(A run of records)
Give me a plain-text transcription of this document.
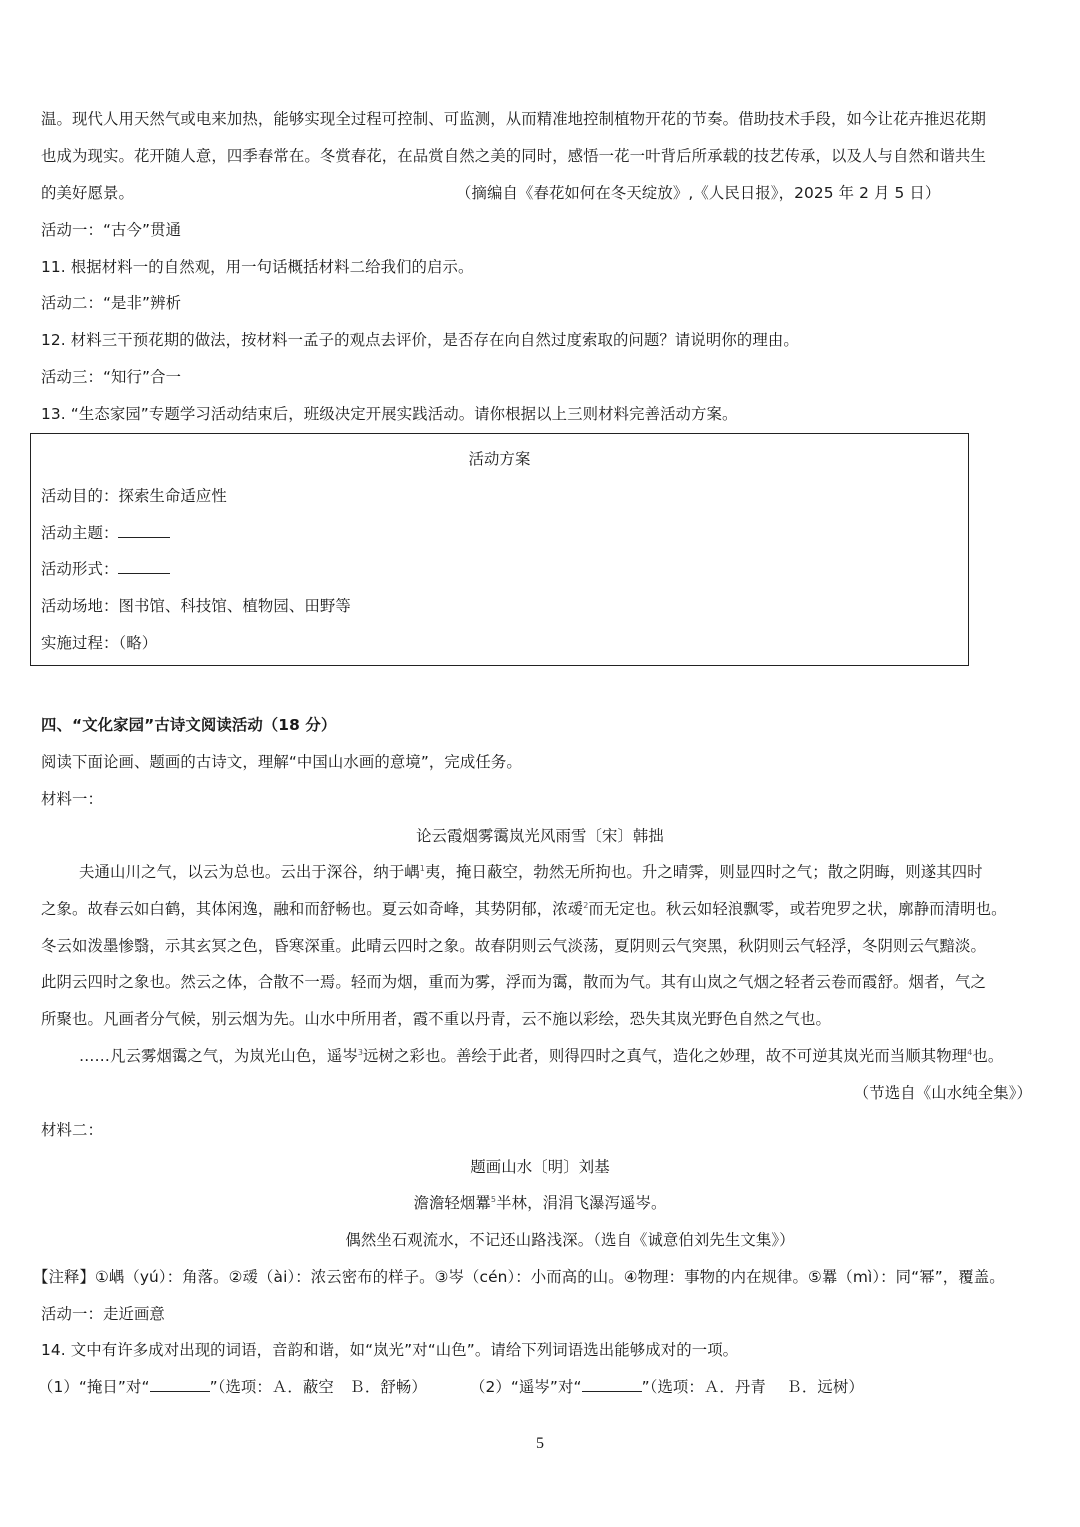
温。现代人用天然气或电来加热，能够实现全过程可控制、可监测，从而精准地控制植物开花的节奏。借助技术手段，如今让花卉推迟花期
也成为现实。花开随人意，四季春常在。冬赏春花，在品赏自然之美的同时，感悟一花一叶背后所承载的技艺传承，以及人与自然和谐共生
的美好愿景。	（摘编自《春花如何在冬天绽放》,《人民日报》，2025 年 2 月 5 日）
活动一：“古今”贯通
11. 根据材料一的自然观，用一句话概括材料二给我们的启示。
活动二：“是非”辨析
12. 材料三干预花期的做法，按材料一孟子的观点去评价，是否存在向自然过度索取的问题？请说明你的理由。
活动三：“知行”合一
13. “生态家园”专题学习活动结束后，班级决定开展实践活动。请你根据以上三则材料完善活动方案。
活动方案
活动目的：探索生命适应性
活动主题：
活动形式：
活动场地：图书馆、科技馆、植物园、田野等
实施过程：（略）
四、“文化家园”古诗文阅读活动（18 分）
阅读下面论画、题画的古诗文，理解“中国山水画的意境”，完成任务。
材料一：
论云霞烟雾霭岚光风雨雪〔宋〕韩拙
夫通山川之气，以云为总也。云出于深谷，纳于嵎$^1$夷，掩日蔽空，勃然无所拘也。升之晴霁，则显四时之气；散之阴晦，则遂其四时
之象。故春云如白鹤，其体闲逸，融和而舒畅也。夏云如奇峰，其势阴郁，浓叆$^2$而无定也。秋云如轻浪飘零，或若兜罗之状，廓静而清明也。
冬云如泼墨惨翳，示其玄冥之色，昏寒深重。此晴云四时之象。故春阴则云气淡荡，夏阴则云气突黑，秋阴则云气轻浮，冬阴则云气黯淡。
此阴云四时之象也。然云之体，合散不一焉。轻而为烟，重而为雾，浮而为霭，散而为气。其有山岚之气烟之轻者云卷而霞舒。烟者，气之
所聚也。凡画者分气候，别云烟为先。山水中所用者，霞不重以丹青，云不施以彩绘，恐失其岚光野色自然之气也。
……凡云雾烟霭之气，为岚光山色，遥岑$^3$远树之彩也。善绘于此者，则得四时之真气，造化之妙理，故不可逆其岚光而当顺其物理$^4$也。
（节选自《山水纯全集》）
材料二：
题画山水〔明〕刘基
澹澹轻烟羃$^5$半林，涓涓飞瀑泻遥岑。
偶然坐石观流水，不记还山路浅深。（选自《诚意伯刘先生文集》）
【注释】①嵎（yú）：角落。②叆（ài）：浓云密布的样子。③岑（cén）：小而高的山。④物理：事物的内在规律。⑤羃（mì）：同“幂”，覆盖。
活动一：走近画意
14. 文中有许多成对出现的词语，音韵和谐，如“岚光”对“山色”。请给下列词语选出能够成对的一项。
（1）“掩日”对“	”（选项：Ａ．蔽空　Ｂ．舒畅）	（2）“遥岑”对“	”（选项：Ａ．丹青　 Ｂ．远树）
5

**GOAL:** Can you repeat every record above exactly, apart from the pictures?

**RESPONSE TO THIS EXERCISE:**
Give me a plain-text transcription of this document.
温。现代人用天然气或电来加热，能够实现全过程可控制、可监测，从而精准地控制植物开花的节奏。借助技术手段，如今让花卉推迟花期
也成为现实。花开随人意，四季春常在。冬赏春花，在品赏自然之美的同时，感悟一花一叶背后所承载的技艺传承，以及人与自然和谐共生
的美好愿景。	（摘编自《春花如何在冬天绽放》,《人民日报》，2025 年 2 月 5 日）
活动一：“古今”贯通
11. 根据材料一的自然观，用一句话概括材料二给我们的启示。
活动二：“是非”辨析
12. 材料三干预花期的做法，按材料一孟子的观点去评价，是否存在向自然过度索取的问题？请说明你的理由。
活动三：“知行”合一
13. “生态家园”专题学习活动结束后，班级决定开展实践活动。请你根据以上三则材料完善活动方案。
活动方案
活动目的：探索生命适应性
活动主题：
活动形式：
活动场地：图书馆、科技馆、植物园、田野等
实施过程：（略）
四、“文化家园”古诗文阅读活动（18 分）
阅读下面论画、题画的古诗文，理解“中国山水画的意境”，完成任务。
材料一：
论云霞烟雾霭岚光风雨雪〔宋〕韩拙
夫通山川之气，以云为总也。云出于深谷，纳于嵎$^1$夷，掩日蔽空，勃然无所拘也。升之晴霁，则显四时之气；散之阴晦，则遂其四时
之象。故春云如白鹤，其体闲逸，融和而舒畅也。夏云如奇峰，其势阴郁，浓叆$^2$而无定也。秋云如轻浪飘零，或若兜罗之状，廓静而清明也。
冬云如泼墨惨翳，示其玄冥之色，昏寒深重。此晴云四时之象。故春阴则云气淡荡，夏阴则云气突黑，秋阴则云气轻浮，冬阴则云气黯淡。
此阴云四时之象也。然云之体，合散不一焉。轻而为烟，重而为雾，浮而为霭，散而为气。其有山岚之气烟之轻者云卷而霞舒。烟者，气之
所聚也。凡画者分气候，别云烟为先。山水中所用者，霞不重以丹青，云不施以彩绘，恐失其岚光野色自然之气也。
……凡云雾烟霭之气，为岚光山色，遥岑$^3$远树之彩也。善绘于此者，则得四时之真气，造化之妙理，故不可逆其岚光而当顺其物理$^4$也。
（节选自《山水纯全集》）
材料二：
题画山水〔明〕刘基
澹澹轻烟羃$^5$半林，涓涓飞瀑泻遥岑。
偶然坐石观流水，不记还山路浅深。（选自《诚意伯刘先生文集》）
【注释】①嵎（yú）：角落。②叆（ài）：浓云密布的样子。③岑（cén）：小而高的山。④物理：事物的内在规律。⑤羃（mì）：同“幂”，覆盖。
活动一：走近画意
14. 文中有许多成对出现的词语，音韵和谐，如“岚光”对“山色”。请给下列词语选出能够成对的一项。
（1）“掩日”对“	”（选项：Ａ．蔽空　Ｂ．舒畅）	（2）“遥岑”对“	”（选项：Ａ．丹青　 Ｂ．远树）
5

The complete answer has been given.